WORK TO COMPLETE
Quote the whole listing verbatim.

[Start SUPPLIED RECORDS]

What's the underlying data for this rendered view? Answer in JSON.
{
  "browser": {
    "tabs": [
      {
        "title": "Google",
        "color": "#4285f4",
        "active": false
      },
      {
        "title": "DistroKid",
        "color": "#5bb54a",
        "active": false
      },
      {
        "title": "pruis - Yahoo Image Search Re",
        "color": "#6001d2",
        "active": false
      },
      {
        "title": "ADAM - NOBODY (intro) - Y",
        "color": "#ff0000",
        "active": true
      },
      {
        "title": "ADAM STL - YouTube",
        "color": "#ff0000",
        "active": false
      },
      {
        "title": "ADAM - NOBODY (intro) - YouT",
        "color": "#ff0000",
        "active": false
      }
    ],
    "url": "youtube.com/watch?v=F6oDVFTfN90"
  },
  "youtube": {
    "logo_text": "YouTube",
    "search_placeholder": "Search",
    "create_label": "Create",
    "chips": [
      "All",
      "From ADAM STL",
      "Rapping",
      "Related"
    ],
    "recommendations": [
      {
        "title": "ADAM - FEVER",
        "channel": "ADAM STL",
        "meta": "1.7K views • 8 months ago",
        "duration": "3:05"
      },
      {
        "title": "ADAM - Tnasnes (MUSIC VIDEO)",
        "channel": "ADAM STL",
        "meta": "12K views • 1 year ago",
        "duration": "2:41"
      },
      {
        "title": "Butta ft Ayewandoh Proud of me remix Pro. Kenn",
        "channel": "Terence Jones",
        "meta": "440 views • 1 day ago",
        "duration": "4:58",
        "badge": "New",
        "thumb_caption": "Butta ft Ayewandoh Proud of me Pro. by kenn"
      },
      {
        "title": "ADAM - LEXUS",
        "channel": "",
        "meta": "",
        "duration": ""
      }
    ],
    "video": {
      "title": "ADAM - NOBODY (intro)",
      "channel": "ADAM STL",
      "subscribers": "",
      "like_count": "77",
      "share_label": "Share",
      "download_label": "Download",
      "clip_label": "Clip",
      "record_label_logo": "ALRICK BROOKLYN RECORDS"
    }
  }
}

[End SUPPLIED RECORDS]

ANSWER TO THE PROBLEM
What's the underlying data for this rendered view? Answer in JSON.
{
  "browser": {
    "tabs": [
      {
        "title": "Google",
        "color": "#4285f4",
        "active": false
      },
      {
        "title": "DistroKid",
        "color": "#5bb54a",
        "active": false
      },
      {
        "title": "pruis - Yahoo Image Search Re",
        "color": "#6001d2",
        "active": false
      },
      {
        "title": "ADAM - NOBODY (intro) - Y",
        "color": "#ff0000",
        "active": true
      },
      {
        "title": "ADAM STL - YouTube",
        "color": "#ff0000",
        "active": false
      },
      {
        "title": "ADAM - NOBODY (intro) - YouT",
        "color": "#ff0000",
        "active": false
      }
    ],
    "url": "youtube.com/watch?v=F6oDVFTfN90"
  },
  "youtube": {
    "logo_text": "YouTube",
    "search_placeholder": "Search",
    "create_label": "Create",
    "chips": [
      "All",
      "From ADAM STL",
      "Rapping",
      "Related"
    ],
    "recommendations": [
      {
        "title": "ADAM - FEVER",
        "channel": "ADAM STL",
        "meta": "1.7K views • 8 months ago",
        "duration": "3:05"
      },
      {
        "title": "ADAM - Tnasnes (MUSIC VIDEO)",
        "channel": "ADAM STL",
        "meta": "12K views • 1 year ago",
        "duration": "2:41"
      },
      {
        "title": "Butta ft Ayewandoh Proud of me remix Pro. Kenn",
        "channel": "Terence Jones",
        "meta": "440 views • 1 day ago",
        "duration": "4:58",
        "badge": "New",
        "thumb_caption": "Butta ft Ayewandoh Proud of me Pro. by kenn"
      },
      {
        "title": "ADAM - LEXUS",
        "channel": "",
        "meta": "",
        "duration": ""
      }
    ],
    "video": {
      "title": "ADAM - NOBODY (intro)",
      "channel": "ADAM STL",
      "subscribers": "",
      "like_count": "77",
      "share_label": "Share",
      "download_label": "Download",
      "clip_label": "Clip",
      "record_label_logo": "ALRICK BROOKLYN RECORDS"
    }
  }
}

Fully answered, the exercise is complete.